Copy all records verbatim.
** START OF Provided entries **
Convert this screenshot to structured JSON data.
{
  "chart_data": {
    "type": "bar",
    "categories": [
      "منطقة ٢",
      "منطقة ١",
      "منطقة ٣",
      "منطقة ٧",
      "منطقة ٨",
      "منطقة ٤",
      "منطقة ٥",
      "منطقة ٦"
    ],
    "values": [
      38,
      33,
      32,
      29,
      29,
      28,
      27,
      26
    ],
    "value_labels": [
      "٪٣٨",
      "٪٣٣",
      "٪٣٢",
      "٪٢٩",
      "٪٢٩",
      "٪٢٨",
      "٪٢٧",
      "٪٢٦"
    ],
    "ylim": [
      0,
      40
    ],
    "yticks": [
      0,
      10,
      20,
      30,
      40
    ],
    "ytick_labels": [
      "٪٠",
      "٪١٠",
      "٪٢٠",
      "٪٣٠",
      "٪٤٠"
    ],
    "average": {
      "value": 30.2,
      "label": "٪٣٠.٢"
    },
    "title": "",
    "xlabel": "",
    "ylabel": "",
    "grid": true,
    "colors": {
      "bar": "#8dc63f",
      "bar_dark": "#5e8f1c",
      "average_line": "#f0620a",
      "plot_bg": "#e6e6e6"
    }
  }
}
** END OF Provided entries **
Expected answer ::
Convert this screenshot to structured JSON data.
{
  "chart_data": {
    "type": "bar",
    "categories": [
      "منطقة ٢",
      "منطقة ١",
      "منطقة ٣",
      "منطقة ٧",
      "منطقة ٨",
      "منطقة ٤",
      "منطقة ٥",
      "منطقة ٦"
    ],
    "values": [
      38,
      33,
      32,
      29,
      29,
      28,
      27,
      26
    ],
    "value_labels": [
      "٪٣٨",
      "٪٣٣",
      "٪٣٢",
      "٪٢٩",
      "٪٢٩",
      "٪٢٨",
      "٪٢٧",
      "٪٢٦"
    ],
    "ylim": [
      0,
      40
    ],
    "yticks": [
      0,
      10,
      20,
      30,
      40
    ],
    "ytick_labels": [
      "٪٠",
      "٪١٠",
      "٪٢٠",
      "٪٣٠",
      "٪٤٠"
    ],
    "average": {
      "value": 30.2,
      "label": "٪٣٠.٢"
    },
    "title": "",
    "xlabel": "",
    "ylabel": "",
    "grid": true,
    "colors": {
      "bar": "#8dc63f",
      "bar_dark": "#5e8f1c",
      "average_line": "#f0620a",
      "plot_bg": "#e6e6e6"
    }
  }
}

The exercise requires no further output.